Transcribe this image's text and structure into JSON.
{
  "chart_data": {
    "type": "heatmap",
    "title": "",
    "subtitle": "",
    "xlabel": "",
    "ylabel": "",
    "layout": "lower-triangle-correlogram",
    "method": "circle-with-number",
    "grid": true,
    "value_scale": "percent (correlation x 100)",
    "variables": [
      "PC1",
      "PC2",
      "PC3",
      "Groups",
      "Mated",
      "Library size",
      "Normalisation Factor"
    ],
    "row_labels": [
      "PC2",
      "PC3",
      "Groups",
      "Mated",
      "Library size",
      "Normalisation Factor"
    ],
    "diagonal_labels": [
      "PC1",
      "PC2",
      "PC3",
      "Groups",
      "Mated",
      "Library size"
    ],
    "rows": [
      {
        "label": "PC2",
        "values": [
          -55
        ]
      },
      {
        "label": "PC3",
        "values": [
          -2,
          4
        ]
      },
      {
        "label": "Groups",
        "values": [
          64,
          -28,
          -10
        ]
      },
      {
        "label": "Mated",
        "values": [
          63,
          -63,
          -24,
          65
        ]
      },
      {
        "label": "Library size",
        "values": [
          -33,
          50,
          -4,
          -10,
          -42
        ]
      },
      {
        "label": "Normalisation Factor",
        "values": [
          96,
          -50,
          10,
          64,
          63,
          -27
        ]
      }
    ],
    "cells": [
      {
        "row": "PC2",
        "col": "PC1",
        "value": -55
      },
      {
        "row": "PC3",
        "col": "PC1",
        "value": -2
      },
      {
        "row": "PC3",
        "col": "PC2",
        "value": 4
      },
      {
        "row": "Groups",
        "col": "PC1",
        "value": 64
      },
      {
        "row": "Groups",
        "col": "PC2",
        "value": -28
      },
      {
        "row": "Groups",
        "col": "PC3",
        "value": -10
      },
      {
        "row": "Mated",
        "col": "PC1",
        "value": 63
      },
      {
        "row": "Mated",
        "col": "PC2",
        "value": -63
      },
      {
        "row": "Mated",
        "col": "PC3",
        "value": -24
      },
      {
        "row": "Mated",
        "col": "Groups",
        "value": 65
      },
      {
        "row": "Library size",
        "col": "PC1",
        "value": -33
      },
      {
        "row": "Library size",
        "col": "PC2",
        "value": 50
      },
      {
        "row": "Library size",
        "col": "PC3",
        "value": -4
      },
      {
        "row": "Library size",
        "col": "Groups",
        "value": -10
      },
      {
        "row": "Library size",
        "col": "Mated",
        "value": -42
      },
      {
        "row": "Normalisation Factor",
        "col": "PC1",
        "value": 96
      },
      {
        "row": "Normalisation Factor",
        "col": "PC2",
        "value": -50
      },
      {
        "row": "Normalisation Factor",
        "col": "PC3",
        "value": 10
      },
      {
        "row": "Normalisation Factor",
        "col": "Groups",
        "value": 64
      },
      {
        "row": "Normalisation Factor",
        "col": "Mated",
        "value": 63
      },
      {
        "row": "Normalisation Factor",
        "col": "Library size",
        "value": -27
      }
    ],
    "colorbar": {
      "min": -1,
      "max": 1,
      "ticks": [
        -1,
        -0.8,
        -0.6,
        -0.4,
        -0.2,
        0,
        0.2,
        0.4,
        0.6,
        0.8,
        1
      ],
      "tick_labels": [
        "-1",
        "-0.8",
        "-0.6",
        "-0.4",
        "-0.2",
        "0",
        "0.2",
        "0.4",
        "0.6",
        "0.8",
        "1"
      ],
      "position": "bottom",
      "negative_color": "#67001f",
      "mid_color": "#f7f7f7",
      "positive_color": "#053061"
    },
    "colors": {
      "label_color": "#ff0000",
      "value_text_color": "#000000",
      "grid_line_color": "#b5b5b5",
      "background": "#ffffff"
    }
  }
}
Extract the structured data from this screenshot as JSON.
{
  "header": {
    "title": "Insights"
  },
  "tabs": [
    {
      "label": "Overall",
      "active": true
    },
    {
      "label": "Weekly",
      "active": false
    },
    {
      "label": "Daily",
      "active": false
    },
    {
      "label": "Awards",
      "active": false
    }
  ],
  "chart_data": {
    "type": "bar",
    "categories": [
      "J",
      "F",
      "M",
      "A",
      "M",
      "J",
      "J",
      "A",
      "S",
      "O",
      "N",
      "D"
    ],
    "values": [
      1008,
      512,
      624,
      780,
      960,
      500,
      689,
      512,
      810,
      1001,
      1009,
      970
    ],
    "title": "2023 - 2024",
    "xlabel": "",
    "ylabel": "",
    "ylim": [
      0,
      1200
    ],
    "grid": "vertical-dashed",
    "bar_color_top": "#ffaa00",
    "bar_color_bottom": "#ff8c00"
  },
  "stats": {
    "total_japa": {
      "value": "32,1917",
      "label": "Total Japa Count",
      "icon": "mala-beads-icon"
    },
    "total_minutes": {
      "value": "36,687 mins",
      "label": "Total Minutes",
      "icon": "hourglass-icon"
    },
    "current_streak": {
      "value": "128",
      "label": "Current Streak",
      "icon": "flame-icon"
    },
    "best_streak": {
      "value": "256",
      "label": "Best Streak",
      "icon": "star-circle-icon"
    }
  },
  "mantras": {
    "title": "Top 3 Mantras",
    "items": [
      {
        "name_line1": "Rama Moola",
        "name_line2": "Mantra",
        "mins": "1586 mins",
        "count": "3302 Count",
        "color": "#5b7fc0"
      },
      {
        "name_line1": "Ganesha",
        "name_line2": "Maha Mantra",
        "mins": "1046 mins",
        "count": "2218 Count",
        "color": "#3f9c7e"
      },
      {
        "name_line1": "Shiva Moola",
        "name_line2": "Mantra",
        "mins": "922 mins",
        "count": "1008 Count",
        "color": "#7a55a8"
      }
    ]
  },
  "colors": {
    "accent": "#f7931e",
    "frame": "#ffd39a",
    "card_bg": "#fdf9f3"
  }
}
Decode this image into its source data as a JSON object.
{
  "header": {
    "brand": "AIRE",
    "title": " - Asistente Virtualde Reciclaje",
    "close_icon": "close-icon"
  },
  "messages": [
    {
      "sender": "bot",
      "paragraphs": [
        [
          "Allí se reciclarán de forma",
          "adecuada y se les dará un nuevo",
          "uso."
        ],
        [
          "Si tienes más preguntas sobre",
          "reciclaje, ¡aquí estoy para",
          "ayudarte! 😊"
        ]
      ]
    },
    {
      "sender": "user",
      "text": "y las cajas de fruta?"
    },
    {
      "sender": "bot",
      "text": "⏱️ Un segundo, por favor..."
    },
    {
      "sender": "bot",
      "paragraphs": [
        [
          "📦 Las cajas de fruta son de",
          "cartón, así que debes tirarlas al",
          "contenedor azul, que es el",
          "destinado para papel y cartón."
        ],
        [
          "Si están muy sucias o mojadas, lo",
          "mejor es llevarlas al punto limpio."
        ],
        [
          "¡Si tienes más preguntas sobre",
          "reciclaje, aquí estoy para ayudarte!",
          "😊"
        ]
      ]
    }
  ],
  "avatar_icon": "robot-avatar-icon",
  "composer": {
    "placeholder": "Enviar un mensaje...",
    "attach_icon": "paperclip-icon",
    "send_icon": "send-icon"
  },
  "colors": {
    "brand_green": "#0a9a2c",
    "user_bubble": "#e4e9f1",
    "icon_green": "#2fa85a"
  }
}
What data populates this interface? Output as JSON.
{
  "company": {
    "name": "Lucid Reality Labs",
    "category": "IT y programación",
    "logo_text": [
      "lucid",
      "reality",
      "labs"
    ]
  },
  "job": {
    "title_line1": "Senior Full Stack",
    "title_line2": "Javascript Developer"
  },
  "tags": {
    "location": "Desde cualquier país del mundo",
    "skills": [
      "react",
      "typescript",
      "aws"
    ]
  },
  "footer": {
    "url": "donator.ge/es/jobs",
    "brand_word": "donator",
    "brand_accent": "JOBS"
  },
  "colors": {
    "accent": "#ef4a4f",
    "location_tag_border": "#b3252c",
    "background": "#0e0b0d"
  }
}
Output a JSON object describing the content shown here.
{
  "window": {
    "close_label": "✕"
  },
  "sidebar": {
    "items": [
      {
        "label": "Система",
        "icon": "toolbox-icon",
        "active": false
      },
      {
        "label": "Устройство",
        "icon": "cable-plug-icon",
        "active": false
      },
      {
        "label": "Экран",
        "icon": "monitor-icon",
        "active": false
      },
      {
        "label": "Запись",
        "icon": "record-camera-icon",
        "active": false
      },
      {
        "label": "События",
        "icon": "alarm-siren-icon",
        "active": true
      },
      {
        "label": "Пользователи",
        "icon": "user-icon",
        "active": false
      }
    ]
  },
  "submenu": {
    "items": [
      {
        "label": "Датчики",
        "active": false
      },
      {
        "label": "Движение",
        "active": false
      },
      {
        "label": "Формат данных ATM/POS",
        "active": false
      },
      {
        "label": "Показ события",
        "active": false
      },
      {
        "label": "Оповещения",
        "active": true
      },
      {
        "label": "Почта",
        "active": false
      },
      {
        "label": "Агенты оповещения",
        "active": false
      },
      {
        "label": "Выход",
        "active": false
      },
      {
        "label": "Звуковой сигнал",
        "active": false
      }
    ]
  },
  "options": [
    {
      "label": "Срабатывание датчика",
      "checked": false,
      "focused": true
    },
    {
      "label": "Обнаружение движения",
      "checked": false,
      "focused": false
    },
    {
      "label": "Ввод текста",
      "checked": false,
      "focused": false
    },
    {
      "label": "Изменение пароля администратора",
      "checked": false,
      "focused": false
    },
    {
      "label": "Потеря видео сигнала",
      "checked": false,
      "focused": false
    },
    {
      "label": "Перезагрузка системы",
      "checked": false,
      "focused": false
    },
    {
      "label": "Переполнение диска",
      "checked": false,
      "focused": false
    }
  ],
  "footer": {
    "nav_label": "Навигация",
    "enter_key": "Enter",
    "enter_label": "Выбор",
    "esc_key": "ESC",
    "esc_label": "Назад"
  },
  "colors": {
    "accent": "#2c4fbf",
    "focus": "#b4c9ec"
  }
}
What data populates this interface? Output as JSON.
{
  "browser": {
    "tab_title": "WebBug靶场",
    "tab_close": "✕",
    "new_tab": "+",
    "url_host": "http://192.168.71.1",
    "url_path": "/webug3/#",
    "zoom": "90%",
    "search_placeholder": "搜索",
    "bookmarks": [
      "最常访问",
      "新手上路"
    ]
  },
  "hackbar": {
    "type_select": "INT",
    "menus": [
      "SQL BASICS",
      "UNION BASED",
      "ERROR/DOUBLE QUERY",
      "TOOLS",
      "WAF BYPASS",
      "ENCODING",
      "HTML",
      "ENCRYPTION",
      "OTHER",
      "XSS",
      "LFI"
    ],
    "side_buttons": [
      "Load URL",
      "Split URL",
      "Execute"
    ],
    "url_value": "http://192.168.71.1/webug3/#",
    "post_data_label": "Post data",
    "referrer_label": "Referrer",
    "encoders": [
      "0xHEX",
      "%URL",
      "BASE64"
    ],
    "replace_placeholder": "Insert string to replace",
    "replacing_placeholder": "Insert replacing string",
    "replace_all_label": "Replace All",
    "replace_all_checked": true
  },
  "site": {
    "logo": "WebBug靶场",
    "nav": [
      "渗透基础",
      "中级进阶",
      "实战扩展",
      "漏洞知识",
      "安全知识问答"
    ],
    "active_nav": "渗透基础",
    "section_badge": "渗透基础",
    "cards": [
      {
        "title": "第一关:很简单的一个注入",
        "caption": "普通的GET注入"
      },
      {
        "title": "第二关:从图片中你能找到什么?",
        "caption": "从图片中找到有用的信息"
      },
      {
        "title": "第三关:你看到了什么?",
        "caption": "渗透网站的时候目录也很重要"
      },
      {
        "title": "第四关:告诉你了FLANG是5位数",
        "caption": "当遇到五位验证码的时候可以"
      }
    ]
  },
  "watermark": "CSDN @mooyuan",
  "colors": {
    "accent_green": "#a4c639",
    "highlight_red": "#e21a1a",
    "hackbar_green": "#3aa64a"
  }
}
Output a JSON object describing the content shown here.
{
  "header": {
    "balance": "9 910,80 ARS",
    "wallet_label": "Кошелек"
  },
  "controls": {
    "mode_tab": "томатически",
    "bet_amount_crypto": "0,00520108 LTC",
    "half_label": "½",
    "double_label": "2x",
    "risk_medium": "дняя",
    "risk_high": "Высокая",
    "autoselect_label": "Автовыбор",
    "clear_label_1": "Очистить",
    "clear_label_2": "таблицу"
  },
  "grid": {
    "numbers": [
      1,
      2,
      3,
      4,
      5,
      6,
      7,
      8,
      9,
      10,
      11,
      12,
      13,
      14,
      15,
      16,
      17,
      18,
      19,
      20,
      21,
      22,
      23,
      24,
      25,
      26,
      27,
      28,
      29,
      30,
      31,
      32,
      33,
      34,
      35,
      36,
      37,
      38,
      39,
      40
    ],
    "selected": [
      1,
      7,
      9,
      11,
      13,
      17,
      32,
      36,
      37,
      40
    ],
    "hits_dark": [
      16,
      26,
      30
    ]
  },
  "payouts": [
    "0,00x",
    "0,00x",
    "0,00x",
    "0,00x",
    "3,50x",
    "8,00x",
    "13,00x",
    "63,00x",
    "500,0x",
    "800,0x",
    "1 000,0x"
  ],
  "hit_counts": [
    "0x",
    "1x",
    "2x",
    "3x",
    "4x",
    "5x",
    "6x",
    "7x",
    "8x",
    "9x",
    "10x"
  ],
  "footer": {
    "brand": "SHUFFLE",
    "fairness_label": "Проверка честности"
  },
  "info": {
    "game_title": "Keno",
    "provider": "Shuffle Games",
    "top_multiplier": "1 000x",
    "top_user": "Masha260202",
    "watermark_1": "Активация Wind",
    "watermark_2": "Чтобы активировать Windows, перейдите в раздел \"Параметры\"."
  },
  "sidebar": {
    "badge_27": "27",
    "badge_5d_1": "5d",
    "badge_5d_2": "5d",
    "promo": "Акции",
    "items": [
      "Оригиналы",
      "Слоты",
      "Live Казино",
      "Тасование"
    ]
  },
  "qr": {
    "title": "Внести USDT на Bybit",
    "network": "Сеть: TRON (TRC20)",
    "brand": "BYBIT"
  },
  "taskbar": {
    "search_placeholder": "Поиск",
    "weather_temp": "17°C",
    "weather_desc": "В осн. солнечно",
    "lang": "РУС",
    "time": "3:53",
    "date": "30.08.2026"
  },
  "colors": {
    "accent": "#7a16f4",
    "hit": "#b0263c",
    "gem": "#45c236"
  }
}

---*---

• _Task goal_:
Of the lines in the listing, how many hold the word "caption"? Nothing but the number is needed.

• _Output for this exercise_:
4